# START OF Data excerpts

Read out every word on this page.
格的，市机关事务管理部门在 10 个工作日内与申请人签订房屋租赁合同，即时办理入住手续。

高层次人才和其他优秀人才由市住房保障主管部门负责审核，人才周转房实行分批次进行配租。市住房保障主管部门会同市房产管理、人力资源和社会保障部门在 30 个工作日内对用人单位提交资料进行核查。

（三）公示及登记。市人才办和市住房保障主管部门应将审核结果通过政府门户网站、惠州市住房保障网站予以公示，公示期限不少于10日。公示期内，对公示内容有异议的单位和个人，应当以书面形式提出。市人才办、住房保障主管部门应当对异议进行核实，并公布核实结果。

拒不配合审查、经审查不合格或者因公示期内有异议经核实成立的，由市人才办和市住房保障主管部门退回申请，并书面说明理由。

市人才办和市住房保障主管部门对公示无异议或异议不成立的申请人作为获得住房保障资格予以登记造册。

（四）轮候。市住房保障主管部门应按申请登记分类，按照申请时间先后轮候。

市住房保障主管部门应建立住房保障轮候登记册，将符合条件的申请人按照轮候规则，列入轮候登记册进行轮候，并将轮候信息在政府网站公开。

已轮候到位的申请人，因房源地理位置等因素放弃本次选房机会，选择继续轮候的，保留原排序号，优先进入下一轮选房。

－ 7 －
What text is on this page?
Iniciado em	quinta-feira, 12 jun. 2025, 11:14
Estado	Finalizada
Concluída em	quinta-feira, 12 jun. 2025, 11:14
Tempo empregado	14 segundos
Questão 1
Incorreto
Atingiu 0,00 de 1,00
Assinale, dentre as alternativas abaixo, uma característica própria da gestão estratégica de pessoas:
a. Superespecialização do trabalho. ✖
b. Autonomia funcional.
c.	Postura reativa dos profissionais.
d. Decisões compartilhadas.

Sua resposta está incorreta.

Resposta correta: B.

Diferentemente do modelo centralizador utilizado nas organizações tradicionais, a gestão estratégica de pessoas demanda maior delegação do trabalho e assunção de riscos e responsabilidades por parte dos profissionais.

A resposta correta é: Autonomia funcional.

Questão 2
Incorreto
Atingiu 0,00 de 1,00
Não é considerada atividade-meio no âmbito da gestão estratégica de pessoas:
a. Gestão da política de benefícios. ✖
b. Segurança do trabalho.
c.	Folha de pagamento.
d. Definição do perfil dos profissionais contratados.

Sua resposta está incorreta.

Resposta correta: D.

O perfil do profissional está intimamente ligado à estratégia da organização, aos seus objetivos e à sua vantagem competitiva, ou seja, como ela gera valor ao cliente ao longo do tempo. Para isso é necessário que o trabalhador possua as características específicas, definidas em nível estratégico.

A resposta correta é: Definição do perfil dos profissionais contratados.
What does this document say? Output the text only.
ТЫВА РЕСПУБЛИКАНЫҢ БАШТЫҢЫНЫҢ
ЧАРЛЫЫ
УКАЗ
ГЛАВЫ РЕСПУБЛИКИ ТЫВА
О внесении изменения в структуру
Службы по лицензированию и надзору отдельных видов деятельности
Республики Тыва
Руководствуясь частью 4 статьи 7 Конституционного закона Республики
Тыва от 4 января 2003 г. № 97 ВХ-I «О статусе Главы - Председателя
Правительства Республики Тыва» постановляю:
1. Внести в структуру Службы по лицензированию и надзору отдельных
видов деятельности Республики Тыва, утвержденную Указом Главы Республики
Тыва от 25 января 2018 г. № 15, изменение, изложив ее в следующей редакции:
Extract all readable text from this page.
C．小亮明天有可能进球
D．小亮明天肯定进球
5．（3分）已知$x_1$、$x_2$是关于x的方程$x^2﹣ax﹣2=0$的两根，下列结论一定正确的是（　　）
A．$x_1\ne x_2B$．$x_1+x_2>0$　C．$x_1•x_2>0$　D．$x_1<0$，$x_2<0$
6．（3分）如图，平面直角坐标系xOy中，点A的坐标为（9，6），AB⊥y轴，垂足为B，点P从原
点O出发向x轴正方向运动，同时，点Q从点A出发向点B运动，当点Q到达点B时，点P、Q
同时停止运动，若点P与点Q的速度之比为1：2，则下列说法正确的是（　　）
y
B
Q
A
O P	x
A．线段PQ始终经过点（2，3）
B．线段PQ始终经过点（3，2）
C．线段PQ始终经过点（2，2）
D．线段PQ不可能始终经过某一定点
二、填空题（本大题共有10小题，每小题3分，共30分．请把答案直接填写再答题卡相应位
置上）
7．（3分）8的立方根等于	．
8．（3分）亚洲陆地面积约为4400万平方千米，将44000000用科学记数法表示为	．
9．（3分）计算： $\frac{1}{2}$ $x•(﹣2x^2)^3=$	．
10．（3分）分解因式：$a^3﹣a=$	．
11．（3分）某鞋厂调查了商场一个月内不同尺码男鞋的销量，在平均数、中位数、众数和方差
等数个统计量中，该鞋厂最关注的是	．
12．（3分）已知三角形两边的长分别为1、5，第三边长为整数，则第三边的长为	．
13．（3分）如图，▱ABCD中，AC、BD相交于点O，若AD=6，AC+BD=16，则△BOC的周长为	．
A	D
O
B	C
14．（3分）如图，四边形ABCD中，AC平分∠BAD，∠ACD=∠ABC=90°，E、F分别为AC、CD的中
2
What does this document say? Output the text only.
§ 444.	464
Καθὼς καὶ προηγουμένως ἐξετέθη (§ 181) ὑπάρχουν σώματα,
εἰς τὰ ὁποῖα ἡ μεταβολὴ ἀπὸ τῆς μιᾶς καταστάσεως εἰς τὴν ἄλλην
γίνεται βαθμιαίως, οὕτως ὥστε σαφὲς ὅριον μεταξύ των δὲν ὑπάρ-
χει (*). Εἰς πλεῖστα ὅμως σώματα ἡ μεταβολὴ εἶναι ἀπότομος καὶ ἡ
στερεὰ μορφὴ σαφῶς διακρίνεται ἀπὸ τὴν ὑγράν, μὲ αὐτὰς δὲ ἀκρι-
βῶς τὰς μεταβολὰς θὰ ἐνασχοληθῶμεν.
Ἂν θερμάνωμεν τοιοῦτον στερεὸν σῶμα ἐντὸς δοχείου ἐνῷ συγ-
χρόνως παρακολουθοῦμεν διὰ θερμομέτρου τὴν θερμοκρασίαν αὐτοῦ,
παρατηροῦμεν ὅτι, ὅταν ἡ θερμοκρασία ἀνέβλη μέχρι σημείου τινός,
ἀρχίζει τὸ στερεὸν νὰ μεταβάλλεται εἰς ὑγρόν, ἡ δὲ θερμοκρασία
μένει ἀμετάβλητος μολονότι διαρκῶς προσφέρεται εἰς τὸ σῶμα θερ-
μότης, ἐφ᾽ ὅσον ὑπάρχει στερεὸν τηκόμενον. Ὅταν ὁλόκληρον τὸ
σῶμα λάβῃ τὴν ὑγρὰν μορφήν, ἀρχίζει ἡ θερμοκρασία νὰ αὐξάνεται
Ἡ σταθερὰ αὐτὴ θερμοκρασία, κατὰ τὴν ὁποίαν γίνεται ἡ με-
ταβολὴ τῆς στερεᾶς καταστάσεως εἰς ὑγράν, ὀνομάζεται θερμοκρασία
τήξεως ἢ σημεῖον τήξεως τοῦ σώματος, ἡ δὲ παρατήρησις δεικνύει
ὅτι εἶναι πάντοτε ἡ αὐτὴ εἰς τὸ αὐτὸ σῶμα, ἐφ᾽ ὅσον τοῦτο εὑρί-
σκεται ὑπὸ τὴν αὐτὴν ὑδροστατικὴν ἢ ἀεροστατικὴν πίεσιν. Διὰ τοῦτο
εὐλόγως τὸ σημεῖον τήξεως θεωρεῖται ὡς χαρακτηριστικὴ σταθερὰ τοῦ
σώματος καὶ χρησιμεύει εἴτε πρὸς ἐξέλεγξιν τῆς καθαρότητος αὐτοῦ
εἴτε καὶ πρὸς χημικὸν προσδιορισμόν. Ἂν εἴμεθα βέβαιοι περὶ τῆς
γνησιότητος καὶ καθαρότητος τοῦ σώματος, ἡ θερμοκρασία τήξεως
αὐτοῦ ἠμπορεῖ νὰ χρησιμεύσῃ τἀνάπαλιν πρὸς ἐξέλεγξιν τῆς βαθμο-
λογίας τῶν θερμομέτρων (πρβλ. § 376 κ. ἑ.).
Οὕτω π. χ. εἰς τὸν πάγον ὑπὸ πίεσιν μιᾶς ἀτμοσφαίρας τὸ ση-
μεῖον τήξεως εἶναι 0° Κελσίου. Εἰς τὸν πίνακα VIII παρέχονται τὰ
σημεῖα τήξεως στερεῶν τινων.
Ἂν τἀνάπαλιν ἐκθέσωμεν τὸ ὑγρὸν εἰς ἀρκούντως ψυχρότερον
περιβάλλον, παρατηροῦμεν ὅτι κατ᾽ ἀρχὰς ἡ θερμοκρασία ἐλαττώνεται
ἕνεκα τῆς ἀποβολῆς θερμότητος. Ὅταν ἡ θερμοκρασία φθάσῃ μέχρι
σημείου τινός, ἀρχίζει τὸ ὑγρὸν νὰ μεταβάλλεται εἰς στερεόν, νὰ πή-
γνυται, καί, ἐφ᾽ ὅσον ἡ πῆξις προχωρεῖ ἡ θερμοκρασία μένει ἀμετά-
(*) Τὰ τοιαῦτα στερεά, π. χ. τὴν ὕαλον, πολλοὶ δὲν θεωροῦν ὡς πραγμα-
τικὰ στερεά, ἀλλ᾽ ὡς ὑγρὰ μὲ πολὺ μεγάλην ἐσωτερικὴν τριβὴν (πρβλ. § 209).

# END OF Data excerpts

**Exercise brief**
Gather from the entries above all lines that include the string "μέχρι".

**Output of the exercise**
παρατηροῦμεν ὅτι, ὅταν ἡ θερμοκρασία ἀνέβλη μέχρι σημείου τινός,
ἕνεκα τῆς ἀποβολῆς θερμότητος. Ὅταν ἡ θερμοκρασία φθάσῃ μέχρι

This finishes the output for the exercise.